## WHAT YOU NEED TO DO
Format every line of the items below as a Markdown table with two columns, "Row" for the row number and "Item line" for the line itself. Skip blank lines and leave out the pictures.

## RECORDS TO PROCESS
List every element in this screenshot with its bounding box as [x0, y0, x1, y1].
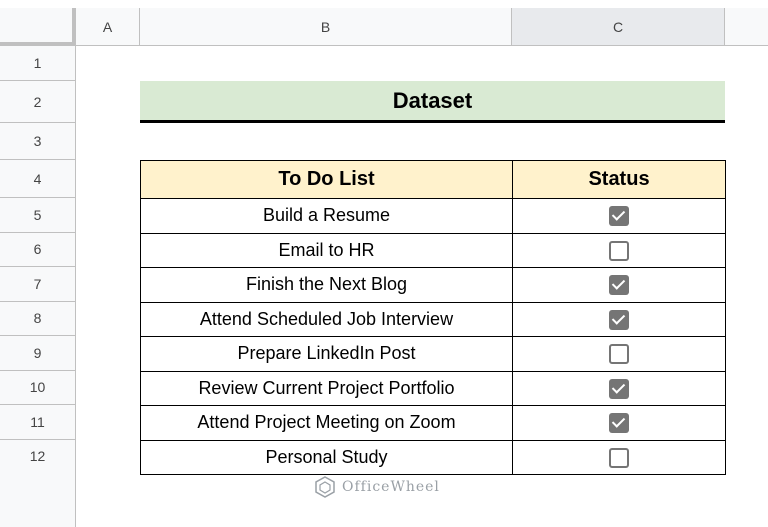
row-header-filler	[0, 472, 76, 527]
row-header-4[interactable]: 4	[0, 160, 76, 198]
status-cell[interactable]	[512, 198, 726, 234]
row-header-6[interactable]: 6	[0, 232, 76, 267]
task-cell[interactable]: Build a Resume	[140, 198, 513, 234]
table-row: Email to HR	[140, 232, 726, 268]
officewheel-logo-icon	[315, 476, 335, 498]
table-row: Attend Project Meeting on Zoom	[140, 405, 726, 441]
row-header-1[interactable]: 1	[0, 46, 76, 81]
status-cell[interactable]	[512, 439, 726, 475]
checkbox-checked[interactable]	[609, 309, 629, 330]
task-cell[interactable]: Attend Scheduled Job Interview	[140, 301, 513, 337]
task-cell[interactable]: Prepare LinkedIn Post	[140, 336, 513, 372]
table-row: Prepare LinkedIn Post	[140, 336, 726, 372]
task-cell[interactable]: Attend Project Meeting on Zoom	[140, 405, 513, 441]
row-header-7[interactable]: 7	[0, 267, 76, 302]
row-header-10[interactable]: 10	[0, 370, 76, 405]
checkbox-checked[interactable]	[609, 275, 629, 296]
officewheel-watermark: OfficeWheel	[314, 476, 440, 498]
table-header-row: To Do List Status	[140, 160, 726, 199]
task-cell[interactable]: Email to HR	[140, 232, 513, 268]
row-header-2[interactable]: 2	[0, 81, 76, 123]
table-row: Review Current Project Portfolio	[140, 370, 726, 406]
column-header-a[interactable]: A	[76, 8, 140, 46]
table-row: Build a Resume	[140, 198, 726, 234]
row-header-3[interactable]: 3	[0, 123, 76, 160]
checkbox-checked[interactable]	[609, 413, 629, 434]
status-cell[interactable]	[512, 267, 726, 303]
status-cell[interactable]	[512, 232, 726, 268]
table-row: Personal Study	[140, 439, 726, 475]
row-header-8[interactable]: 8	[0, 301, 76, 336]
select-all-corner[interactable]	[0, 8, 76, 46]
row-header-12[interactable]: 12	[0, 439, 76, 473]
dataset-title: Dataset	[392, 87, 473, 113]
column-header-b[interactable]: B	[140, 8, 512, 46]
dataset-title-cell[interactable]: Dataset	[140, 81, 725, 123]
row-header-9[interactable]: 9	[0, 336, 76, 371]
checkbox-unchecked[interactable]	[609, 447, 629, 468]
status-cell[interactable]	[512, 301, 726, 337]
checkbox-checked[interactable]	[609, 378, 629, 399]
task-cell[interactable]: Personal Study	[140, 439, 513, 475]
checkbox-unchecked[interactable]	[609, 344, 629, 365]
todo-table: To Do List Status Build a Resume Email to…	[140, 160, 726, 475]
status-cell[interactable]	[512, 370, 726, 406]
checkbox-checked[interactable]	[609, 206, 629, 227]
table-row: Finish the Next Blog	[140, 267, 726, 303]
row-header-11[interactable]: 11	[0, 405, 76, 440]
task-cell[interactable]: Finish the Next Blog	[140, 267, 513, 303]
row-header-5[interactable]: 5	[0, 198, 76, 233]
header-todo-list[interactable]: To Do List	[140, 160, 513, 199]
header-status[interactable]: Status	[512, 160, 726, 199]
table-row: Attend Scheduled Job Interview	[140, 301, 726, 337]
status-cell[interactable]	[512, 336, 726, 372]
column-header-c[interactable]: C	[512, 8, 725, 46]
task-cell[interactable]: Review Current Project Portfolio	[140, 370, 513, 406]
watermark-text: OfficeWheel	[342, 479, 440, 495]
checkbox-unchecked[interactable]	[609, 240, 629, 261]
status-cell[interactable]	[512, 405, 726, 441]
column-header-d[interactable]	[725, 8, 768, 46]
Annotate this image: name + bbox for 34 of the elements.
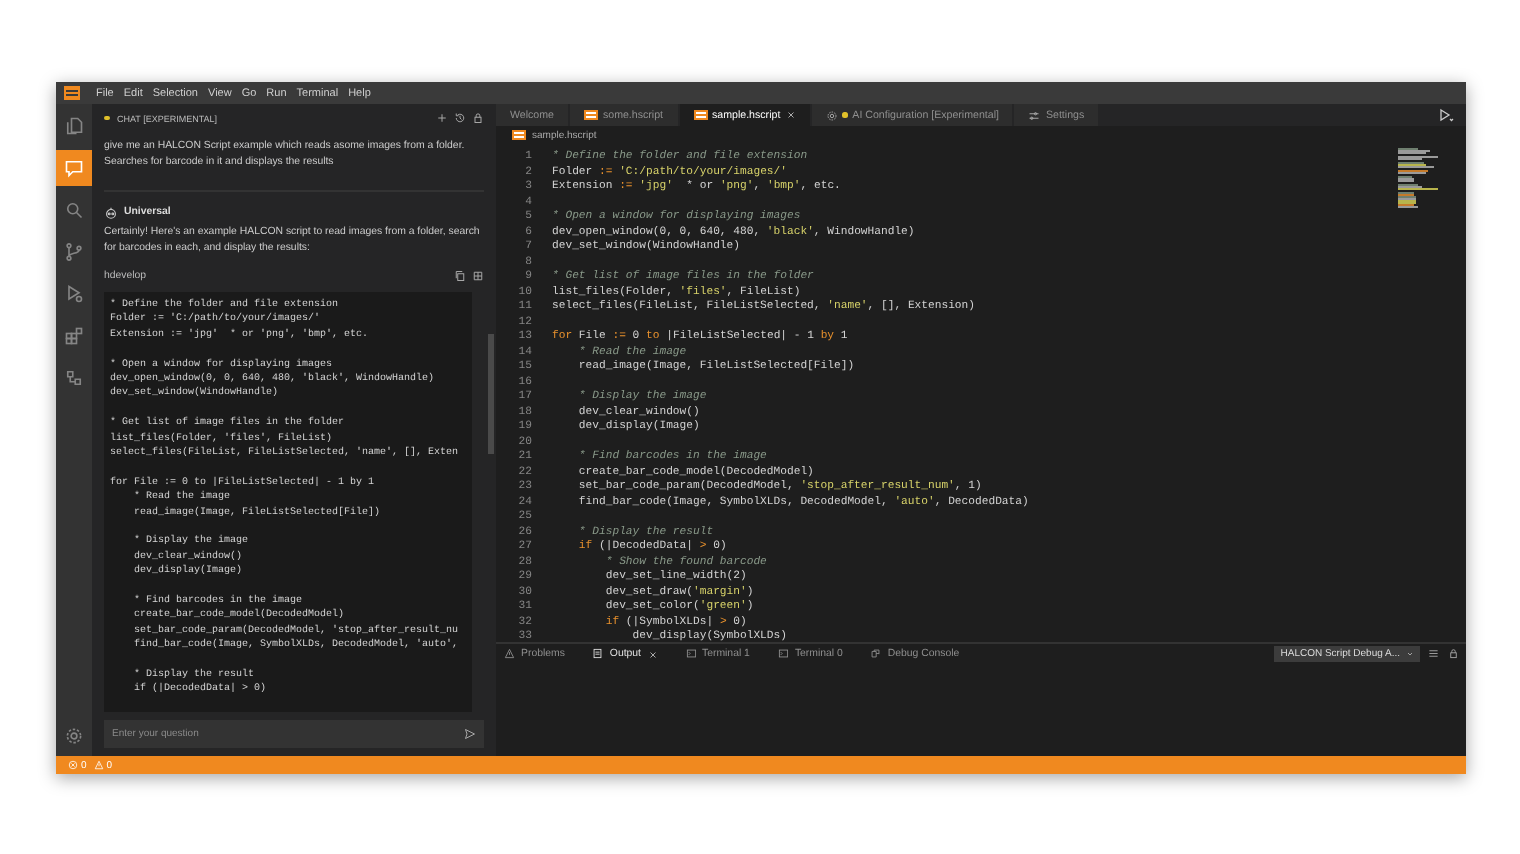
list-icon[interactable] — [1428, 648, 1439, 660]
search-icon — [64, 200, 84, 220]
run-icon[interactable] — [1438, 107, 1454, 123]
files-icon — [64, 116, 84, 136]
file-icon — [512, 130, 526, 140]
extensions-icon — [64, 326, 84, 346]
send-icon[interactable] — [464, 728, 476, 740]
close-icon[interactable] — [785, 110, 796, 120]
copy-icon[interactable] — [454, 270, 466, 282]
activity-tab[interactable] — [56, 150, 92, 186]
chat-icon — [64, 158, 84, 178]
terminal-icon — [685, 648, 696, 660]
plus-icon[interactable] — [436, 112, 448, 124]
branch-icon — [64, 242, 84, 262]
file-icon — [583, 110, 598, 120]
error-icon — [68, 760, 78, 770]
close-icon[interactable] — [647, 649, 657, 659]
document-icon — [592, 648, 604, 660]
dot-icon — [842, 112, 848, 118]
assistant-icon — [104, 205, 118, 219]
file-icon — [693, 110, 708, 120]
dot-icon — [104, 115, 109, 121]
history-icon[interactable] — [454, 112, 466, 124]
warning-icon — [504, 648, 515, 660]
lock-icon[interactable] — [1447, 648, 1458, 660]
run-icon — [64, 284, 84, 304]
scrollbar-thumb[interactable] — [488, 334, 494, 454]
tree-icon — [64, 368, 84, 388]
terminal-icon — [777, 648, 789, 660]
warning-icon — [93, 760, 104, 770]
sliders-icon — [1028, 109, 1041, 121]
lock-icon[interactable] — [472, 112, 484, 124]
gear-icon — [825, 109, 838, 121]
settings-icon[interactable] — [64, 726, 84, 746]
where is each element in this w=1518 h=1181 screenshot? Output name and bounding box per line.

## OUTPUT BELOW
| Row | Item line |
|---|---|
| 1 | List every element in this screenshot with its bounding box as [x0, y0, x1, y1]. |
| 2 | row-header-filler	[0, 472, 76, 527] |
| 3 | row-header-4[interactable]: 4	[0, 160, 76, 198] |
| 4 | status-cell[interactable]	[512, 198, 726, 234] |
| 5 | row-header-6[interactable]: 6	[0, 232, 76, 267] |
| 6 | task-cell[interactable]: Build a Resume	[140, 198, 513, 234] |
| 7 | table-row: Email to HR	[140, 232, 726, 268] |
| 8 | officewheel-logo-icon	[315, 476, 335, 498] |
| 9 | table-row: Attend Project Meeting on Zoom	[140, 405, 726, 441] |
| 10 | row-header-1[interactable]: 1	[0, 46, 76, 81] |
| 11 | status-cell[interactable]	[512, 439, 726, 475] |
| 12 | checkbox-checked[interactable]	[609, 309, 629, 330] |
| 13 | task-cell[interactable]: Attend Scheduled Job Interview	[140, 301, 513, 337] |
| 14 | task-cell[interactable]: Prepare LinkedIn Post	[140, 336, 513, 372] |
| 15 | table-row: Prepare LinkedIn Post	[140, 336, 726, 372] |
| 16 | task-cell[interactable]: Attend Project Meeting on Zoom	[140, 405, 513, 441] |
| 17 | row-header-7[interactable]: 7	[0, 267, 76, 302] |
| 18 | row-header-10[interactable]: 10	[0, 370, 76, 405] |
| 19 | checkbox-checked[interactable]	[609, 275, 629, 296] |
| 20 | officewheel-watermark: OfficeWheel	[314, 476, 440, 498] |
| 21 | table-header-row: To Do List Status	[140, 160, 726, 199] |
| 22 | task-cell[interactable]: Email to HR	[140, 232, 513, 268] |
| 23 | row-header-2[interactable]: 2	[0, 81, 76, 123] |
| 24 | table-row: Review Current Project Portfolio	[140, 370, 726, 406] |
| 25 | column-header-a[interactable]: A	[76, 8, 140, 46] |
| 26 | table-row: Build a Resume	[140, 198, 726, 234] |
| 27 | row-header-3[interactable]: 3	[0, 123, 76, 160] |
| 28 | checkbox-checked[interactable]	[609, 413, 629, 434] |
| 29 | status-cell[interactable]	[512, 267, 726, 303] |
| 30 | status-cell[interactable]	[512, 232, 726, 268] |
| 31 | table-row: Personal Study	[140, 439, 726, 475] |
| 32 | row-header-8[interactable]: 8	[0, 301, 76, 336] |
| 33 | select-all-corner[interactable]	[0, 8, 76, 46] |
| 34 | row-header-12[interactable]: 12	[0, 439, 76, 473] |
| 35 | dataset-title: Dataset	[392, 87, 473, 113] |
| 36 | column-header-b[interactable]: B	[140, 8, 512, 46] |
| 37 | dataset-title-cell[interactable]: Dataset	[140, 81, 725, 123] |
| 38 | row-header-9[interactable]: 9	[0, 336, 76, 371] |
| 39 | checkbox-unchecked[interactable]	[609, 447, 629, 468] |
| 40 | status-cell[interactable]	[512, 301, 726, 337] |
| 41 | checkbox-checked[interactable]	[609, 378, 629, 399] |
| 42 | task-cell[interactable]: Personal Study	[140, 439, 513, 475] |
| 43 | checkbox-unchecked[interactable]	[609, 344, 629, 365] |
| 44 | todo-table: To Do List Status Build a Resume Email to…	[140, 160, 726, 475] |
| 45 | status-cell[interactable]	[512, 370, 726, 406] |
| 46 | checkbox-checked[interactable]	[609, 206, 629, 227] |
| 47 | table-row: Finish the Next Blog	[140, 267, 726, 303] |
| 48 | row-header-11[interactable]: 11	[0, 405, 76, 440] |
| 49 | task-cell[interactable]: Finish the Next Blog	[140, 267, 513, 303] |
| 50 | row-header-5[interactable]: 5	[0, 198, 76, 233] |
| 51 | header-todo-list[interactable]: To Do List	[140, 160, 513, 199] |
| 52 | header-status[interactable]: Status	[512, 160, 726, 199] |
| 53 | table-row: Attend Scheduled Job Interview	[140, 301, 726, 337] |
| 54 | status-cell[interactable]	[512, 336, 726, 372] |
| 55 | column-header-c[interactable]: C	[512, 8, 725, 46] |
| 56 | task-cell[interactable]: Review Current Project Portfolio	[140, 370, 513, 406] |
| 57 | watermark-text: OfficeWheel	[342, 479, 440, 495] |
| 58 | checkbox-unchecked[interactable]	[609, 240, 629, 261] |
| 59 | status-cell[interactable]	[512, 405, 726, 441] |
| 60 | column-header-d[interactable]	[725, 8, 768, 46] |
| 61 | Annotate this image: name + bbox for 34 of the elements. |
| 62 | list-icon[interactable] — [1428, 648, 1439, 660] |
| 63 | search-icon — [64, 200, 84, 220] |
| 64 | run-icon[interactable] — [1438, 107, 1454, 123] |
| 65 | files-icon — [64, 116, 84, 136] |
| 66 | file-icon — [512, 130, 526, 140] |
| 67 | extensions-icon — [64, 326, 84, 346] |
| 68 | send-icon[interactable] — [464, 728, 476, 740] |
| 69 | close-icon[interactable] — [785, 110, 796, 120] |
| 70 | copy-icon[interactable] — [454, 270, 466, 282] |
| 71 | activity-tab[interactable] — [56, 150, 92, 186] |
| 72 | chat-icon — [64, 158, 84, 178] |
| 73 | terminal-icon — [685, 648, 696, 660] |
| 74 | plus-icon[interactable] — [436, 112, 448, 124] |
| 75 | branch-icon — [64, 242, 84, 262] |
| 76 | file-icon — [583, 110, 598, 120] |
| 77 | error-icon — [68, 760, 78, 770] |
| 78 | close-icon[interactable] — [647, 649, 657, 659] |
| 79 | document-icon — [592, 648, 604, 660] |
| 80 | dot-icon — [842, 112, 848, 118] |
| 81 | assistant-icon — [104, 205, 118, 219] |
| 82 | file-icon — [693, 110, 708, 120] |
| 83 | dot-icon — [104, 115, 109, 121] |
| 84 | history-icon[interactable] — [454, 112, 466, 124] |
| 85 | warning-icon — [504, 648, 515, 660] |
| 86 | lock-icon[interactable] — [1447, 648, 1458, 660] |
| 87 | run-icon — [64, 284, 84, 304] |
| 88 | scrollbar-thumb[interactable] — [488, 334, 494, 454] |
| 89 | tree-icon — [64, 368, 84, 388] |
| 90 | terminal-icon — [777, 648, 789, 660] |
| 91 | warning-icon — [93, 760, 104, 770] |
| 92 | sliders-icon — [1028, 109, 1041, 121] |
| 93 | lock-icon[interactable] — [472, 112, 484, 124] |
| 94 | gear-icon — [825, 109, 838, 121] |
| 95 | settings-icon[interactable] — [64, 726, 84, 746] |
| 96 | where is each element in this w=1518 h=1181 screenshot? Output name and bounding box per line. |